┌──

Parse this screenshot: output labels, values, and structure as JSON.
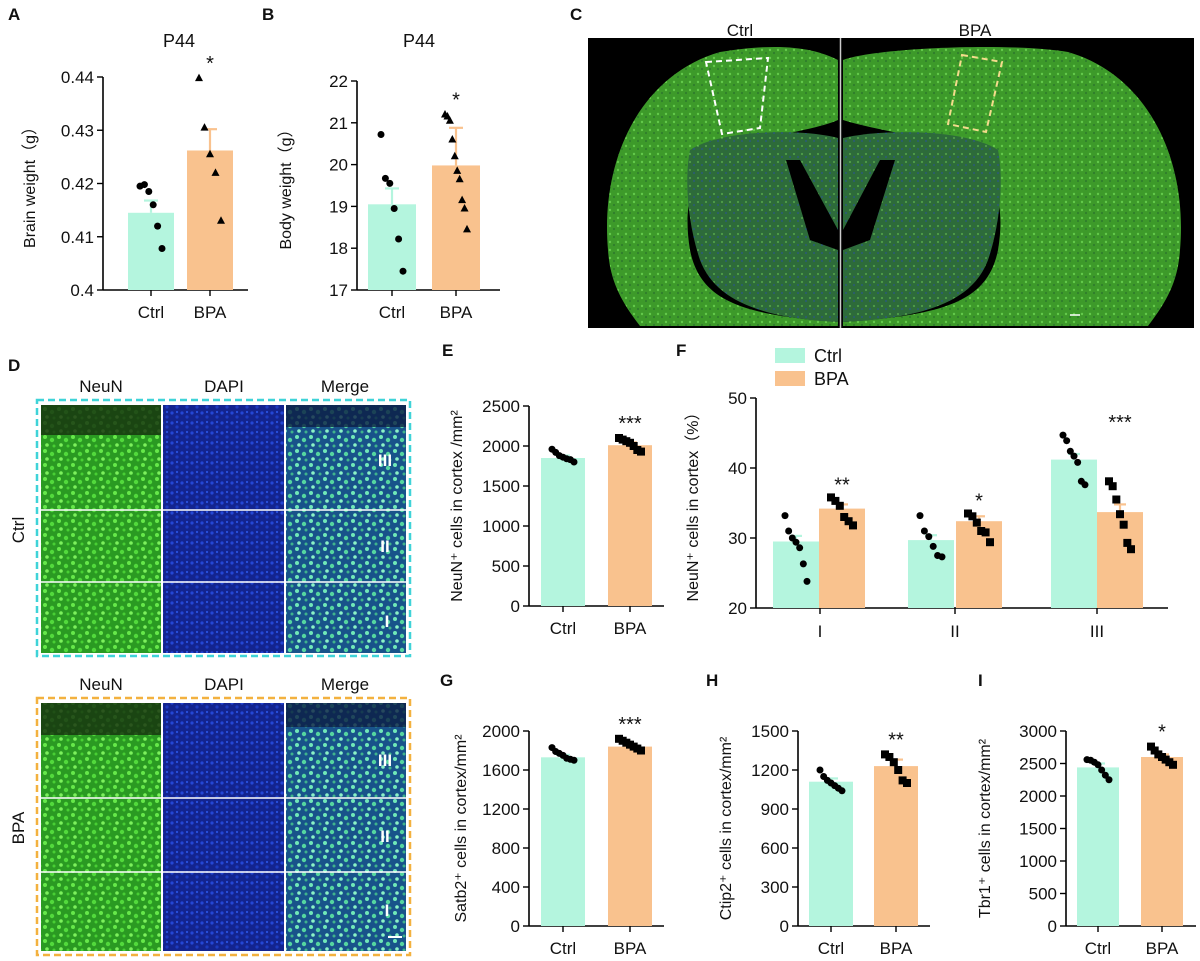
{
  "colors": {
    "ctrl": "#b4f5de",
    "bpa": "#f9c28e",
    "ctrl_box": "#3fd3d8",
    "bpa_box": "#f3b13f",
    "neun": "#3fc62e",
    "dapi": "#1b3fc4"
  },
  "panel_letters": [
    "A",
    "B",
    "C",
    "D",
    "E",
    "F",
    "G",
    "H",
    "I"
  ],
  "micrographs": {
    "C": {
      "labels": [
        "Ctrl",
        "BPA"
      ]
    },
    "D": {
      "channels": [
        "NeuN",
        "DAPI",
        "Merge"
      ],
      "rows": [
        "Ctrl",
        "BPA"
      ],
      "layers": [
        "III",
        "II",
        "I"
      ]
    }
  },
  "chart_data": [
    {
      "id": "A",
      "type": "bar",
      "title": "P44",
      "categories": [
        "Ctrl",
        "BPA"
      ],
      "values": [
        0.4145,
        0.4262
      ],
      "errors": [
        0.0023,
        0.004
      ],
      "ylabel": "Brain weight（g）",
      "ylim": [
        0.4,
        0.44
      ],
      "yticks": [
        "0.4",
        "0.41",
        "0.42",
        "0.43",
        "0.44"
      ],
      "significance": [
        "",
        "*"
      ],
      "points": [
        [
          0.4195,
          0.4198,
          0.4185,
          0.416,
          0.412,
          0.4078
        ],
        [
          0.4398,
          0.4305,
          0.4255,
          0.422,
          0.413
        ]
      ],
      "markers": [
        "circle",
        "triangle"
      ]
    },
    {
      "id": "B",
      "type": "bar",
      "title": "P44",
      "categories": [
        "Ctrl",
        "BPA"
      ],
      "values": [
        19.05,
        19.98
      ],
      "errors": [
        0.38,
        0.9
      ],
      "ylabel": "Body weight（g）",
      "ylim": [
        17,
        22
      ],
      "yticks": [
        "17",
        "18",
        "19",
        "20",
        "21",
        "22"
      ],
      "significance": [
        "",
        "*"
      ],
      "points": [
        [
          20.72,
          19.67,
          19.55,
          18.95,
          18.22,
          17.45
        ],
        [
          21.2,
          21.15,
          21.05,
          20.6,
          20.2,
          19.85,
          19.65,
          19.15,
          18.95,
          18.45
        ]
      ],
      "markers": [
        "circle",
        "triangle"
      ]
    },
    {
      "id": "E",
      "type": "bar",
      "categories": [
        "Ctrl",
        "BPA"
      ],
      "values": [
        1850,
        2010
      ],
      "errors": [
        30,
        35
      ],
      "ylabel": "NeuN⁺ cells in cortex /mm²",
      "ylim": [
        0,
        2500
      ],
      "yticks": [
        "0",
        "500",
        "1000",
        "1500",
        "2000",
        "2500"
      ],
      "significance": [
        "",
        "***"
      ],
      "points": [
        [
          1960,
          1920,
          1880,
          1860,
          1840,
          1830,
          1800
        ],
        [
          2100,
          2080,
          2060,
          2040,
          2000,
          1950,
          1930
        ]
      ],
      "markers": [
        "circle",
        "square"
      ]
    },
    {
      "id": "F",
      "type": "bar",
      "categories": [
        "I",
        "II",
        "III"
      ],
      "legend": [
        "Ctrl",
        "BPA"
      ],
      "series": [
        {
          "name": "Ctrl",
          "values": [
            29.5,
            29.7,
            41.2
          ],
          "errors": [
            0.8,
            0.7,
            0.8
          ]
        },
        {
          "name": "BPA",
          "values": [
            34.2,
            32.4,
            33.7
          ],
          "errors": [
            0.6,
            0.7,
            1.1
          ]
        }
      ],
      "ylabel": "NeuN⁺ cells in cortex（%）",
      "ylim": [
        20,
        50
      ],
      "yticks": [
        "20",
        "30",
        "40",
        "50"
      ],
      "significance": [
        "**",
        "*",
        "***"
      ],
      "points": [
        [
          [
            33.2,
            31.0,
            30.0,
            29.4,
            28.6,
            26.3,
            23.8
          ],
          [
            35.8,
            35.3,
            34.6,
            33.0,
            32.4,
            31.8
          ]
        ],
        [
          [
            33.2,
            31.0,
            30.2,
            28.8,
            27.5,
            27.3
          ],
          [
            33.5,
            33.1,
            32.2,
            31.0,
            30.8,
            29.4
          ]
        ],
        [
          [
            44.7,
            43.9,
            42.4,
            41.7,
            40.8,
            38.1,
            37.6
          ],
          [
            38.1,
            37.4,
            35.5,
            33.4,
            31.9,
            29.3,
            28.4
          ]
        ]
      ],
      "markers": [
        "circle",
        "square"
      ]
    },
    {
      "id": "G",
      "type": "bar",
      "categories": [
        "Ctrl",
        "BPA"
      ],
      "values": [
        1730,
        1840
      ],
      "errors": [
        25,
        22
      ],
      "ylabel": "Satb2⁺ cells in cortex/mm²",
      "ylim": [
        0,
        2000
      ],
      "yticks": [
        "0",
        "400",
        "800",
        "1200",
        "1600",
        "2000"
      ],
      "significance": [
        "",
        "***"
      ],
      "points": [
        [
          1830,
          1790,
          1770,
          1750,
          1720,
          1710,
          1700
        ],
        [
          1920,
          1900,
          1880,
          1860,
          1840,
          1820,
          1800
        ]
      ],
      "markers": [
        "circle",
        "square"
      ]
    },
    {
      "id": "H",
      "type": "bar",
      "categories": [
        "Ctrl",
        "BPA"
      ],
      "values": [
        1110,
        1230
      ],
      "errors": [
        25,
        50
      ],
      "ylabel": "Ctip2⁺ cells in cortex/mm²",
      "ylim": [
        0,
        1500
      ],
      "yticks": [
        "0",
        "300",
        "600",
        "900",
        "1200",
        "1500"
      ],
      "significance": [
        "",
        "**"
      ],
      "points": [
        [
          1200,
          1150,
          1120,
          1100,
          1080,
          1060,
          1040
        ],
        [
          1320,
          1300,
          1260,
          1200,
          1120,
          1100
        ]
      ],
      "markers": [
        "circle",
        "square"
      ]
    },
    {
      "id": "I",
      "type": "bar",
      "categories": [
        "Ctrl",
        "BPA"
      ],
      "values": [
        2440,
        2600
      ],
      "errors": [
        60,
        40
      ],
      "ylabel": "Tbr1⁺ cells in cortex/mm²",
      "ylim": [
        0,
        3000
      ],
      "yticks": [
        "0",
        "500",
        "1000",
        "1500",
        "2000",
        "2500",
        "3000"
      ],
      "significance": [
        "",
        "*"
      ],
      "points": [
        [
          2560,
          2550,
          2520,
          2480,
          2400,
          2320,
          2250
        ],
        [
          2760,
          2700,
          2640,
          2600,
          2560,
          2520,
          2480
        ]
      ],
      "markers": [
        "circle",
        "square"
      ]
    }
  ]
}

└──

### ASSIGNED TASK
Write out every line of the entries above exactly, and omit their pictures.

### RESPONSE
Parse this screenshot: output labels, values, and structure as JSON.
{
  "colors": {
    "ctrl": "#b4f5de",
    "bpa": "#f9c28e",
    "ctrl_box": "#3fd3d8",
    "bpa_box": "#f3b13f",
    "neun": "#3fc62e",
    "dapi": "#1b3fc4"
  },
  "panel_letters": [
    "A",
    "B",
    "C",
    "D",
    "E",
    "F",
    "G",
    "H",
    "I"
  ],
  "micrographs": {
    "C": {
      "labels": [
        "Ctrl",
        "BPA"
      ]
    },
    "D": {
      "channels": [
        "NeuN",
        "DAPI",
        "Merge"
      ],
      "rows": [
        "Ctrl",
        "BPA"
      ],
      "layers": [
        "III",
        "II",
        "I"
      ]
    }
  },
  "chart_data": [
    {
      "id": "A",
      "type": "bar",
      "title": "P44",
      "categories": [
        "Ctrl",
        "BPA"
      ],
      "values": [
        0.4145,
        0.4262
      ],
      "errors": [
        0.0023,
        0.004
      ],
      "ylabel": "Brain weight（g）",
      "ylim": [
        0.4,
        0.44
      ],
      "yticks": [
        "0.4",
        "0.41",
        "0.42",
        "0.43",
        "0.44"
      ],
      "significance": [
        "",
        "*"
      ],
      "points": [
        [
          0.4195,
          0.4198,
          0.4185,
          0.416,
          0.412,
          0.4078
        ],
        [
          0.4398,
          0.4305,
          0.4255,
          0.422,
          0.413
        ]
      ],
      "markers": [
        "circle",
        "triangle"
      ]
    },
    {
      "id": "B",
      "type": "bar",
      "title": "P44",
      "categories": [
        "Ctrl",
        "BPA"
      ],
      "values": [
        19.05,
        19.98
      ],
      "errors": [
        0.38,
        0.9
      ],
      "ylabel": "Body weight（g）",
      "ylim": [
        17,
        22
      ],
      "yticks": [
        "17",
        "18",
        "19",
        "20",
        "21",
        "22"
      ],
      "significance": [
        "",
        "*"
      ],
      "points": [
        [
          20.72,
          19.67,
          19.55,
          18.95,
          18.22,
          17.45
        ],
        [
          21.2,
          21.15,
          21.05,
          20.6,
          20.2,
          19.85,
          19.65,
          19.15,
          18.95,
          18.45
        ]
      ],
      "markers": [
        "circle",
        "triangle"
      ]
    },
    {
      "id": "E",
      "type": "bar",
      "categories": [
        "Ctrl",
        "BPA"
      ],
      "values": [
        1850,
        2010
      ],
      "errors": [
        30,
        35
      ],
      "ylabel": "NeuN⁺ cells in cortex /mm²",
      "ylim": [
        0,
        2500
      ],
      "yticks": [
        "0",
        "500",
        "1000",
        "1500",
        "2000",
        "2500"
      ],
      "significance": [
        "",
        "***"
      ],
      "points": [
        [
          1960,
          1920,
          1880,
          1860,
          1840,
          1830,
          1800
        ],
        [
          2100,
          2080,
          2060,
          2040,
          2000,
          1950,
          1930
        ]
      ],
      "markers": [
        "circle",
        "square"
      ]
    },
    {
      "id": "F",
      "type": "bar",
      "categories": [
        "I",
        "II",
        "III"
      ],
      "legend": [
        "Ctrl",
        "BPA"
      ],
      "series": [
        {
          "name": "Ctrl",
          "values": [
            29.5,
            29.7,
            41.2
          ],
          "errors": [
            0.8,
            0.7,
            0.8
          ]
        },
        {
          "name": "BPA",
          "values": [
            34.2,
            32.4,
            33.7
          ],
          "errors": [
            0.6,
            0.7,
            1.1
          ]
        }
      ],
      "ylabel": "NeuN⁺ cells in cortex（%）",
      "ylim": [
        20,
        50
      ],
      "yticks": [
        "20",
        "30",
        "40",
        "50"
      ],
      "significance": [
        "**",
        "*",
        "***"
      ],
      "points": [
        [
          [
            33.2,
            31.0,
            30.0,
            29.4,
            28.6,
            26.3,
            23.8
          ],
          [
            35.8,
            35.3,
            34.6,
            33.0,
            32.4,
            31.8
          ]
        ],
        [
          [
            33.2,
            31.0,
            30.2,
            28.8,
            27.5,
            27.3
          ],
          [
            33.5,
            33.1,
            32.2,
            31.0,
            30.8,
            29.4
          ]
        ],
        [
          [
            44.7,
            43.9,
            42.4,
            41.7,
            40.8,
            38.1,
            37.6
          ],
          [
            38.1,
            37.4,
            35.5,
            33.4,
            31.9,
            29.3,
            28.4
          ]
        ]
      ],
      "markers": [
        "circle",
        "square"
      ]
    },
    {
      "id": "G",
      "type": "bar",
      "categories": [
        "Ctrl",
        "BPA"
      ],
      "values": [
        1730,
        1840
      ],
      "errors": [
        25,
        22
      ],
      "ylabel": "Satb2⁺ cells in cortex/mm²",
      "ylim": [
        0,
        2000
      ],
      "yticks": [
        "0",
        "400",
        "800",
        "1200",
        "1600",
        "2000"
      ],
      "significance": [
        "",
        "***"
      ],
      "points": [
        [
          1830,
          1790,
          1770,
          1750,
          1720,
          1710,
          1700
        ],
        [
          1920,
          1900,
          1880,
          1860,
          1840,
          1820,
          1800
        ]
      ],
      "markers": [
        "circle",
        "square"
      ]
    },
    {
      "id": "H",
      "type": "bar",
      "categories": [
        "Ctrl",
        "BPA"
      ],
      "values": [
        1110,
        1230
      ],
      "errors": [
        25,
        50
      ],
      "ylabel": "Ctip2⁺ cells in cortex/mm²",
      "ylim": [
        0,
        1500
      ],
      "yticks": [
        "0",
        "300",
        "600",
        "900",
        "1200",
        "1500"
      ],
      "significance": [
        "",
        "**"
      ],
      "points": [
        [
          1200,
          1150,
          1120,
          1100,
          1080,
          1060,
          1040
        ],
        [
          1320,
          1300,
          1260,
          1200,
          1120,
          1100
        ]
      ],
      "markers": [
        "circle",
        "square"
      ]
    },
    {
      "id": "I",
      "type": "bar",
      "categories": [
        "Ctrl",
        "BPA"
      ],
      "values": [
        2440,
        2600
      ],
      "errors": [
        60,
        40
      ],
      "ylabel": "Tbr1⁺ cells in cortex/mm²",
      "ylim": [
        0,
        3000
      ],
      "yticks": [
        "0",
        "500",
        "1000",
        "1500",
        "2000",
        "2500",
        "3000"
      ],
      "significance": [
        "",
        "*"
      ],
      "points": [
        [
          2560,
          2550,
          2520,
          2480,
          2400,
          2320,
          2250
        ],
        [
          2760,
          2700,
          2640,
          2600,
          2560,
          2520,
          2480
        ]
      ],
      "markers": [
        "circle",
        "square"
      ]
    }
  ]
}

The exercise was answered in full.